ПОСТАВЛЕННАЯ ЗАДАЧА 1: Отфильтруйте листинг: перепишите из него все строки, где есть слово «platform».

ОТРЫВОК ТЕКСТА:
•••••
4. Высшие чины иерархии очищают, просвещают и соделывают совершенными низшие чины, подражая таким образом Богу, началу всякого очищения, просвещения и совершенства. Те же функции разворачиваются в рамках церковной иерархии – со стороны её высших чинов по отношению к низшим. Три идеи: очищения, просвещения и достижения совершенства (идентичного инициации или эзотерическому созерцанию) являются общим достоянием платонической и патристической традиций, подражание верховному божеству со стороны членов некоей определенной категории сущностей всплывает у Прокла («Первоосновы теологии», 141).

5. Как в сфере ангельской иерархии, так и в сфере церковной иерархии их высшие чины сообщают низшим истинное и подлинное эзотерическое учение. Это утверждалось уже Климентом, Григорием Нисскими Проклом.

6. Ангелы являют в откровении и передают тайну Божества (см. Климент и Прокл).

7. Ангельские сущности иерархически упорядочены, как полагал также Прокл («Первоосновы теологии», 141).

8. В то время, как высшие чины обладают всеми свойствами низших чинов, последние лишь частично обладают свойствами высших чинов, как учит Прокл («Первоосновы теологии», 18).

9. Отношения между высшими чинами и низшими чинами иерархии находят свое выражение в моментах причастности и передачи: низшие чины являются общниками свойств высших чинов, а высшие передают низшим свои блага. Два понятия причастности и передачи особенно характерны для философии Прокла («Первоосновы теологии», 1).
•••••
ПОСТАВЛЕННАЯ ЗАДАЧА 2: Продолжите приведенный выше текст об ангельской и церковной иерархии, начав сразу после его последнего предложения.
•••••
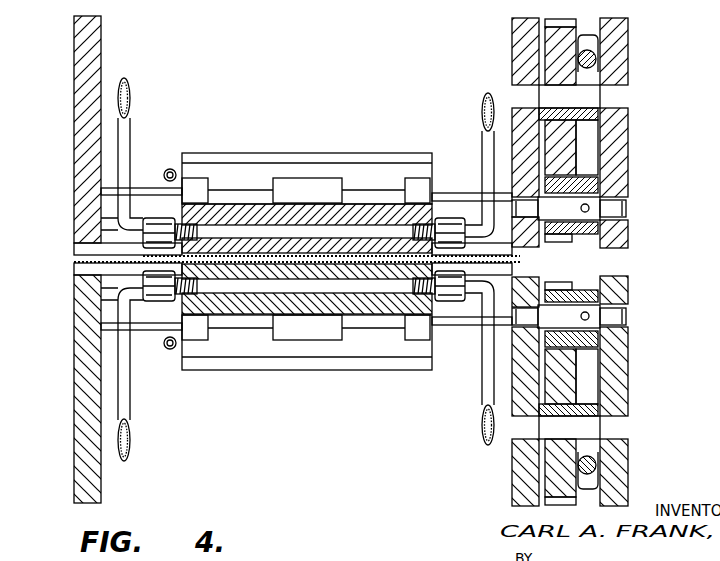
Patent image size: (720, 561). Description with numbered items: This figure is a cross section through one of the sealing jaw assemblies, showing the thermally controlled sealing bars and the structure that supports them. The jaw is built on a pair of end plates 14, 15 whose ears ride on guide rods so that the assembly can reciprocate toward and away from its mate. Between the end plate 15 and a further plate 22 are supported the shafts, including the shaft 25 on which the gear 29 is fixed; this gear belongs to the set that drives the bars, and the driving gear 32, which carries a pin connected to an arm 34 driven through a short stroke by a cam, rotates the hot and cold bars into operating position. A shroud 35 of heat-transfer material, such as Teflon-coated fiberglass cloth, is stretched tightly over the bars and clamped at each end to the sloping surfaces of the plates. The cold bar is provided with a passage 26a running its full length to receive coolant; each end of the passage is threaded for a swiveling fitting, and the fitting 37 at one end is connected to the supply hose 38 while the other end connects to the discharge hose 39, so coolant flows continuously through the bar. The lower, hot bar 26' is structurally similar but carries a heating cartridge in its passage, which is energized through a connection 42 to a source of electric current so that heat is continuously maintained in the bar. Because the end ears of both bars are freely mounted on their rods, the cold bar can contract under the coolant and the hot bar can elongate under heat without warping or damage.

The end plate 14 is at (78, 45).
The end plate 15 is at (626, 57).
The plate 22 is at (512, 45).
The shaft 25 is at (628, 208).
The hot bar 26' is at (307, 261).
The passage 26a is at (348, 232).
The gear 29 is at (570, 236).
The driving gear 32 is at (566, 30).
The arm 34 is at (626, 27).
The shroud 35 is at (149, 220).
The swiveling fitting 37 is at (450, 222).
The supply hose 38 is at (484, 141).
The discharge hose 39 is at (129, 126).
The connection 42 is at (362, 0).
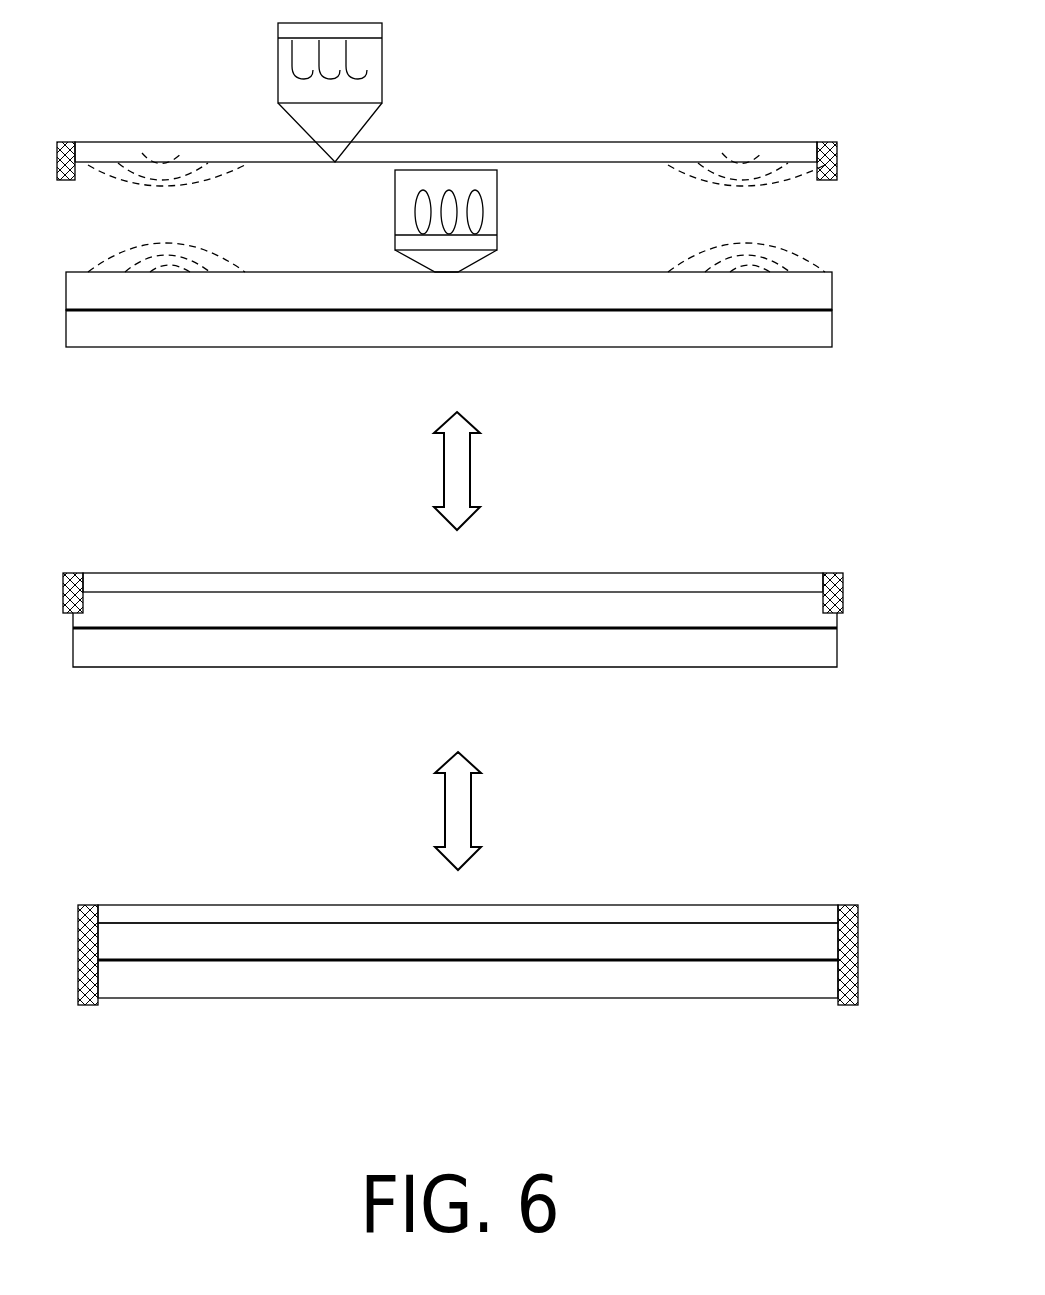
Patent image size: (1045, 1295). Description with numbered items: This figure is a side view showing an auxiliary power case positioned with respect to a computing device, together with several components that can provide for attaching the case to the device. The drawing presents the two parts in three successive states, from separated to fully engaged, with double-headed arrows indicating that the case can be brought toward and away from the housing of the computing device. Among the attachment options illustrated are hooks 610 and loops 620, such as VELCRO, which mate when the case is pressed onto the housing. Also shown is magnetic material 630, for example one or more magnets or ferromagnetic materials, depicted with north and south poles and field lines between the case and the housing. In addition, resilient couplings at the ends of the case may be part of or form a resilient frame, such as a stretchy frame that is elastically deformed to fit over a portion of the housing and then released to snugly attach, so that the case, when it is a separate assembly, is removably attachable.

The hooks 610 is at (415, 51).
The loops 620 is at (382, 220).
The magnetic material 630 is at (124, 214).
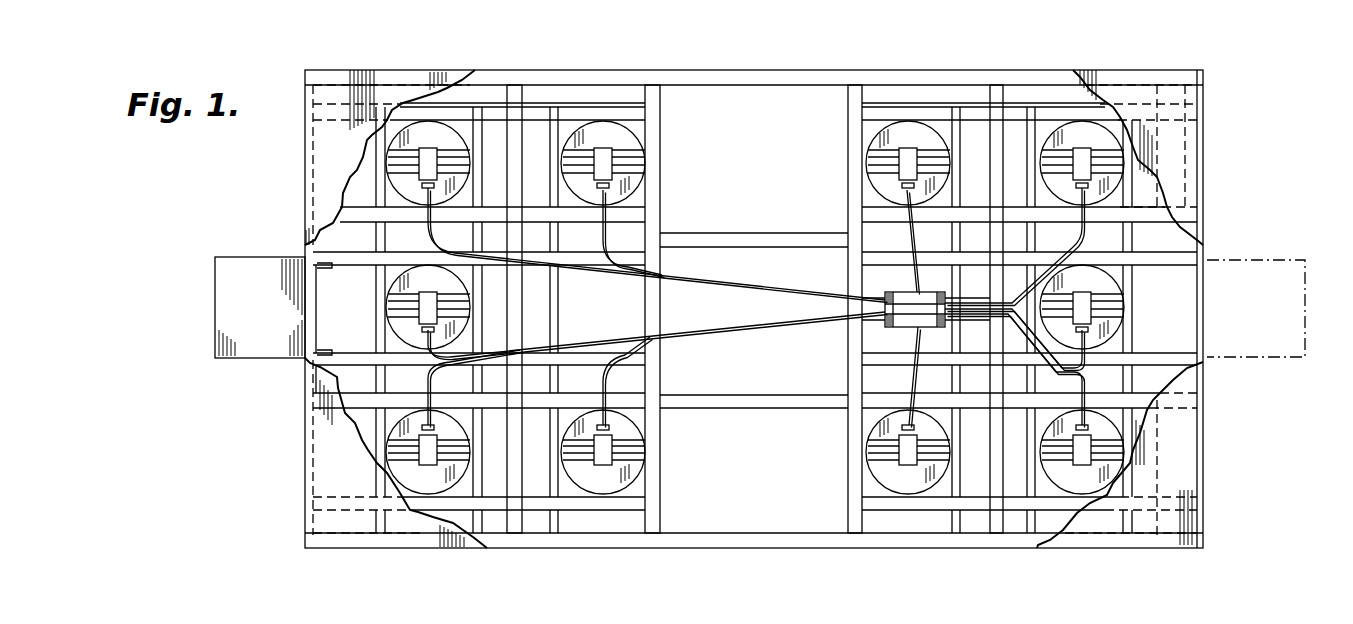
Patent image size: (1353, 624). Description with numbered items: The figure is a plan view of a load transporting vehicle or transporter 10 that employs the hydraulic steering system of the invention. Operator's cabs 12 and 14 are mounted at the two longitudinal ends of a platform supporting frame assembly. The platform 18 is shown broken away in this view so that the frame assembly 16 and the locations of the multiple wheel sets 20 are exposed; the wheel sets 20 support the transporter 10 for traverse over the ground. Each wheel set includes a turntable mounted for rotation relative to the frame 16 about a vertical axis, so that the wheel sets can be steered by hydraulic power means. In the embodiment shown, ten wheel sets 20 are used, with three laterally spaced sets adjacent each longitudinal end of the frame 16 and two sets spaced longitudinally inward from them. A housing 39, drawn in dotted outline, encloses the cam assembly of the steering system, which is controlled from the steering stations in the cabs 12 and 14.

The transporter 10 is at (822, 555).
The operator's cab 12 is at (258, 258).
The operator's cab 14 is at (1246, 260).
The frame assembly 16 is at (748, 72).
The platform 18 is at (385, 76).
The wheel sets 20 is at (445, 128).
The housing 39 is at (958, 264).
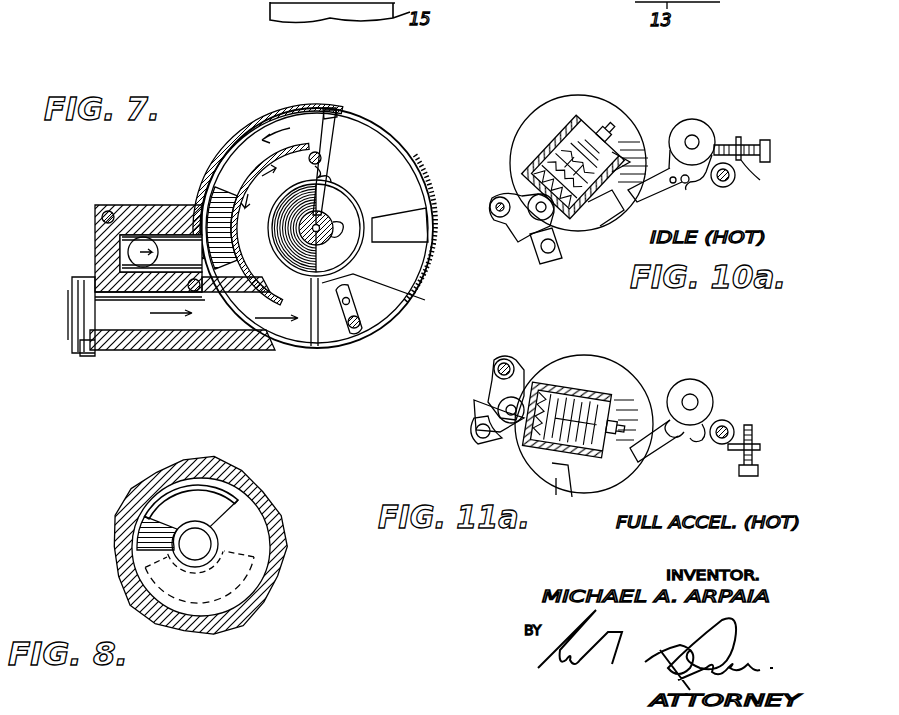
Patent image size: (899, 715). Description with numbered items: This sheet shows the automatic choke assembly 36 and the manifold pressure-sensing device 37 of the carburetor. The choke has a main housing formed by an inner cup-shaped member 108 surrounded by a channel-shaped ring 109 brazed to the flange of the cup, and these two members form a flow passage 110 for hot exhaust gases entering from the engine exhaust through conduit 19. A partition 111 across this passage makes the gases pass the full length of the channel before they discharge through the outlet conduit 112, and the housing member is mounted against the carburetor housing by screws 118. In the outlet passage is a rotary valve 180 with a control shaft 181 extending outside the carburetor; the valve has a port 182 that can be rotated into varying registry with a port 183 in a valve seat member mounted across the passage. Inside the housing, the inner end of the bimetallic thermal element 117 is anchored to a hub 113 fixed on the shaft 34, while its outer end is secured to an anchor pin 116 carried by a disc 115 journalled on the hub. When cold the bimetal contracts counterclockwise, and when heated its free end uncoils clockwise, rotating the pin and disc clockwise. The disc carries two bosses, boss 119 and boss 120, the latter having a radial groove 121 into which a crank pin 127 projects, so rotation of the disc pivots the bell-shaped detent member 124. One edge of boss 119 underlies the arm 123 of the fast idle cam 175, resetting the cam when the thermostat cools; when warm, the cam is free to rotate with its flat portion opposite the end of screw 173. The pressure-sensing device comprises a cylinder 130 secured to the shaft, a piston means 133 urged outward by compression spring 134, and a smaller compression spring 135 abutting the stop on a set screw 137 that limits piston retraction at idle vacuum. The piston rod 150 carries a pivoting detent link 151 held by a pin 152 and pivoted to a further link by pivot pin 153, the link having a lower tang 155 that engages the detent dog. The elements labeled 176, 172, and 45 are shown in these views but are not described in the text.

In FIG. 7, the automatic choke assembly 36 is at (387, 120).
In FIG. 7, the inner cup-shaped member 108 is at (255, 160).
In FIG. 7, the channel-shaped ring 109 is at (222, 156).
In FIG. 7, the disc 115 is at (333, 112).
In FIG. 10A, the disc 115 is at (570, 106).
In FIG. 11A, the disc 115 is at (590, 358).
In FIG. 7, the anchor pin 116 is at (314, 152).
In FIG. 7, the bimetallic thermal element 117 is at (326, 170).
In FIG. 7, the hub 113 is at (342, 194).
In FIG. 7, the shaft 34 is at (308, 228).
In FIG. 7, the screws 118 is at (110, 214).
In FIG. 7, the outlet conduit 112 is at (135, 255).
In FIG. 7, the partition 111 is at (196, 311).
In FIG. 7, the flow passage 110 is at (282, 336).
In FIG. 7, the boss 119 is at (402, 240).
In FIG. 10A, the boss 119 is at (602, 224).
In FIG. 11A, the boss 119 is at (552, 472).
In FIG. 7, the boss 120 is at (380, 286).
In FIG. 7, the radial groove 121 is at (350, 298).
In FIG. 7, the crank pin 127 is at (357, 328).
In FIG. 7, the conduit 19 is at (70, 344).
In FIG. 8, the rotary valve 180 is at (248, 512).
In FIG. 8, the control shaft 181 is at (208, 540).
In FIG. 8, the port 182 is at (140, 533).
In FIG. 8, the port 183 is at (150, 564).
In FIG. 10A, the cylinder 130 is at (562, 136).
In FIG. 11A, the cylinder 130 is at (604, 392).
In FIG. 10A, the compression spring 134 is at (592, 124).
In FIG. 11A, the compression spring 134 is at (582, 470).
In FIG. 10A, the manifold pressure-sensing device 37 is at (528, 151).
In FIG. 11A, the manifold pressure-sensing device 37 is at (626, 400).
In FIG. 10A, the piston means 133 is at (536, 165).
In FIG. 11A, the piston means 133 is at (528, 452).
In FIG. 10A, the piston rod 150 is at (545, 186).
In FIG. 10A, the set screw 137 is at (602, 148).
In FIG. 10A, the compression spring 135 is at (632, 140).
In FIG. 10A, the pivot pin 153 is at (490, 200).
In FIG. 11A, the pivot pin 153 is at (506, 357).
In FIG. 10A, the detent link 151 is at (508, 218).
In FIG. 11A, the detent link 151 is at (492, 378).
In FIG. 10A, the lower tang 155 is at (536, 244).
In FIG. 11A, the lower tang 155 is at (478, 412).
In FIG. 10A, the detent member 124 is at (552, 254).
In FIG. 11A, the detent member 124 is at (476, 430).
In FIG. 11A, the pin 152 is at (516, 398).
In FIG. 10A, the arm 123 is at (640, 192).
In FIG. 11A, the arm 123 is at (640, 458).
In FIG. 10A, the pivot shaft 176 is at (694, 140).
In FIG. 11A, the pivot shaft 176 is at (698, 400).
In FIG. 10A, the fast idle cam 175 is at (716, 134).
In FIG. 11A, the fast idle cam 175 is at (692, 382).
In FIG. 10A, the screw 173 is at (766, 142).
In FIG. 11A, the screw 173 is at (756, 470).
In FIG. 10A, the bracket 172 is at (744, 166).
In FIG. 10A, the stop pin 45 is at (728, 184).
In FIG. 11A, the stop pin 45 is at (720, 444).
•••••
ИТОГОВЫЙ ОТВЕТ 1:
Patent image size: (1353, 624). Description with numbered items: The figure is a plan view of a load transporting vehicle or transporter 10 that employs the hydraulic steering system of the invention. Operator's cabs 12 and 14 are mounted at the two longitudinal ends of a platform supporting frame assembly. The platform 18 is shown broken away in this view so that the frame assembly 16 and the locations of the multiple wheel sets 20 are exposed; the wheel sets 20 support the transporter 10 for traverse over the ground. Each wheel set includes a turntable mounted for rotation relative to the frame 16 about a vertical axis, so that the wheel sets can be steered by hydraulic power means. In the embodiment shown, ten wheel sets 20 are used, with three laterally spaced sets adjacent each longitudinal end of the frame 16 and two sets spaced longitudinally inward from them. A housing 39, drawn in dotted outline, encloses the cam assembly of the steering system, which is controlled from the steering stations in the cabs 12 and 14.
The platform 18 is at (385, 76).

ИТОГОВЫЙ ОТВЕТ 2:
10. Причастность, осуществляемая ближе к источнику, постепенно становится более тусклой по мере нисхождения к низшим членам, как об этом учил и Прокл, и, значит, познание Божества, свойственное наивысшему чину, более ясное, чем степень причастности, достигаемой промежуточными чинами.

11. Процесс приобщения становится все менее сокровенным по мере его нисхождения по иерархической лестнице; функция дарования откровения, присущая второму иерархическому чину, более выявлена по сравнению с соответствующей функцией первого чина и облечена в большую тайну по сравнению с соответствующей функцией третьего чина, который открывает то, что ближе к миру. Аналогично, для Прокла, Зевс, который есть демиургический ум, делает более выявленными и отчетливыми в своем различии те силы, каковые в Кроносе образуют единство более потаенное и недифференцированное («Комментарий к “Кратилу”», 104).

12. Самый низший чин ангелов назидает и оберегает человеческую иерархию. Идея назидания, сообщаемого ангелами людям, восходит к Клименту и к Проклу.

13. Большая или меньшая степень приобщенности к божественному свету зависит не от природы света, которая неизменно остается одной и той же, но только от большей или меньшей расположенности сущностей к его восприятию, как учит также и Прокл («Первоосновы теологии», 142).

14. Единый божественный промысел вверил различные народы земли попечению соответствующих ангелов; эта доктрина была достоянием также и Климента («Строматы», VI 157, 5).

15. Божественная сила соединяет между собой крайние точки иерархии и объединяет высшие её члены с членами низшими, а члены низшие – с высшими членами посредством передачи силы и её возвращения, как об этом учит также и Прокл («Первоосновы теологии», 148).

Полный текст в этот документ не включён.